GIVEN PROBLEM » Return the listing below verbatim. Pictures do not belong in the copy.
:: RECORD LIST
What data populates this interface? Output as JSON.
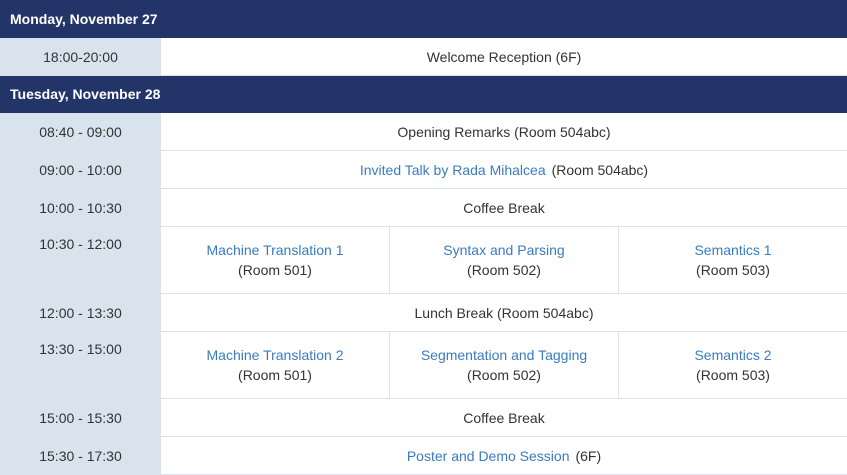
{
  "days": [
    {
      "title": "Monday, November 27"
    },
    {
      "title": "Tuesday, November 28"
    }
  ],
  "mon": {
    "reception": {
      "time": "18:00-20:00",
      "event": "Welcome Reception (6F)"
    }
  },
  "tue": {
    "opening": {
      "time": "08:40 - 09:00",
      "event": "Opening Remarks (Room 504abc)"
    },
    "invited": {
      "time": "09:00 - 10:00",
      "link": "Invited Talk by Rada Mihalcea",
      "room": "(Room 504abc)"
    },
    "coffee1": {
      "time": "10:00 - 10:30",
      "event": "Coffee Break"
    },
    "session1": {
      "time": "10:30 - 12:00",
      "tracks": [
        {
          "title": "Machine Translation 1",
          "room": "(Room 501)"
        },
        {
          "title": "Syntax and Parsing",
          "room": "(Room 502)"
        },
        {
          "title": "Semantics 1",
          "room": "(Room 503)"
        }
      ]
    },
    "lunch": {
      "time": "12:00 - 13:30",
      "event": "Lunch Break (Room 504abc)"
    },
    "session2": {
      "time": "13:30 - 15:00",
      "tracks": [
        {
          "title": "Machine Translation 2",
          "room": "(Room 501)"
        },
        {
          "title": "Segmentation and Tagging",
          "room": "(Room 502)"
        },
        {
          "title": "Semantics 2",
          "room": "(Room 503)"
        }
      ]
    },
    "coffee2": {
      "time": "15:00 - 15:30",
      "event": "Coffee Break"
    },
    "poster": {
      "time": "15:30 - 17:30",
      "link": "Poster and Demo Session",
      "room": "(6F)"
    }
  },
  "colors": {
    "day_header_bg": "#233468",
    "time_cell_bg": "#d9e3ee",
    "link": "#3a7bbf",
    "text": "#333333"
  }
}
::::
FINISHED ANSWER »
What data populates this interface? Output as JSON.
{
  "days": [
    {
      "title": "Monday, November 27"
    },
    {
      "title": "Tuesday, November 28"
    }
  ],
  "mon": {
    "reception": {
      "time": "18:00-20:00",
      "event": "Welcome Reception (6F)"
    }
  },
  "tue": {
    "opening": {
      "time": "08:40 - 09:00",
      "event": "Opening Remarks (Room 504abc)"
    },
    "invited": {
      "time": "09:00 - 10:00",
      "link": "Invited Talk by Rada Mihalcea",
      "room": "(Room 504abc)"
    },
    "coffee1": {
      "time": "10:00 - 10:30",
      "event": "Coffee Break"
    },
    "session1": {
      "time": "10:30 - 12:00",
      "tracks": [
        {
          "title": "Machine Translation 1",
          "room": "(Room 501)"
        },
        {
          "title": "Syntax and Parsing",
          "room": "(Room 502)"
        },
        {
          "title": "Semantics 1",
          "room": "(Room 503)"
        }
      ]
    },
    "lunch": {
      "time": "12:00 - 13:30",
      "event": "Lunch Break (Room 504abc)"
    },
    "session2": {
      "time": "13:30 - 15:00",
      "tracks": [
        {
          "title": "Machine Translation 2",
          "room": "(Room 501)"
        },
        {
          "title": "Segmentation and Tagging",
          "room": "(Room 502)"
        },
        {
          "title": "Semantics 2",
          "room": "(Room 503)"
        }
      ]
    },
    "coffee2": {
      "time": "15:00 - 15:30",
      "event": "Coffee Break"
    },
    "poster": {
      "time": "15:30 - 17:30",
      "link": "Poster and Demo Session",
      "room": "(6F)"
    }
  },
  "colors": {
    "day_header_bg": "#233468",
    "time_cell_bg": "#d9e3ee",
    "link": "#3a7bbf",
    "text": "#333333"
  }
}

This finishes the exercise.